Word for word, repeat the entries, minus the pictures.

--- Start of Records for the task ---

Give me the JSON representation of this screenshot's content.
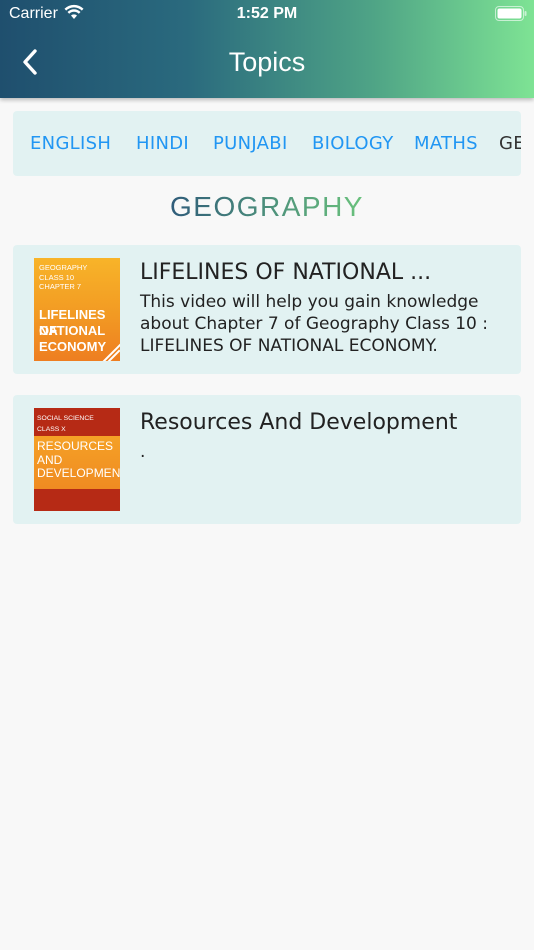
{
  "status_bar": {
    "carrier": "Carrier",
    "time": "1:52 PM"
  },
  "nav": {
    "title": "Topics",
    "back_icon": "chevron-left-icon"
  },
  "tabs": [
    {
      "label": "ENGLISH"
    },
    {
      "label": "HINDI"
    },
    {
      "label": "PUNJABI"
    },
    {
      "label": "BIOLOGY"
    },
    {
      "label": "MATHS"
    },
    {
      "label": "GE"
    }
  ],
  "section": {
    "title": "GEOGRAPHY",
    "gradient": [
      "#2f5c7a",
      "#6ac27c"
    ]
  },
  "cards": [
    {
      "title": "LIFELINES OF NATIONAL ...",
      "description": "This video will help you gain knowledge about Chapter 7 of Geography Class 10 : LIFELINES OF NATIONAL ECONOMY.",
      "thumb": {
        "small": [
          "GEOGRAPHY",
          "CLASS 10",
          "CHAPTER 7"
        ],
        "big": [
          "LIFELINES OF",
          "NATIONAL",
          "ECONOMY"
        ]
      }
    },
    {
      "title": "Resources And Development",
      "description": ".",
      "thumb": {
        "small": [
          "SOCIAL SCIENCE",
          "CLASS X"
        ],
        "big": [
          "RESOURCES",
          "AND",
          "DEVELOPMENT"
        ]
      }
    }
  ],
  "colors": {
    "header_start": "#1f4f6e",
    "header_end": "#7ee394",
    "tab_text": "#2196f3",
    "card_bg": "#e2f2f2"
  }
}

--- End of Records for the task ---

Solution for this task —
Give me the JSON representation of this screenshot's content.
{
  "status_bar": {
    "carrier": "Carrier",
    "time": "1:52 PM"
  },
  "nav": {
    "title": "Topics",
    "back_icon": "chevron-left-icon"
  },
  "tabs": [
    {
      "label": "ENGLISH"
    },
    {
      "label": "HINDI"
    },
    {
      "label": "PUNJABI"
    },
    {
      "label": "BIOLOGY"
    },
    {
      "label": "MATHS"
    },
    {
      "label": "GE"
    }
  ],
  "section": {
    "title": "GEOGRAPHY",
    "gradient": [
      "#2f5c7a",
      "#6ac27c"
    ]
  },
  "cards": [
    {
      "title": "LIFELINES OF NATIONAL ...",
      "description": "This video will help you gain knowledge about Chapter 7 of Geography Class 10 : LIFELINES OF NATIONAL ECONOMY.",
      "thumb": {
        "small": [
          "GEOGRAPHY",
          "CLASS 10",
          "CHAPTER 7"
        ],
        "big": [
          "LIFELINES OF",
          "NATIONAL",
          "ECONOMY"
        ]
      }
    },
    {
      "title": "Resources And Development",
      "description": ".",
      "thumb": {
        "small": [
          "SOCIAL SCIENCE",
          "CLASS X"
        ],
        "big": [
          "RESOURCES",
          "AND",
          "DEVELOPMENT"
        ]
      }
    }
  ],
  "colors": {
    "header_start": "#1f4f6e",
    "header_end": "#7ee394",
    "tab_text": "#2196f3",
    "card_bg": "#e2f2f2"
  }
}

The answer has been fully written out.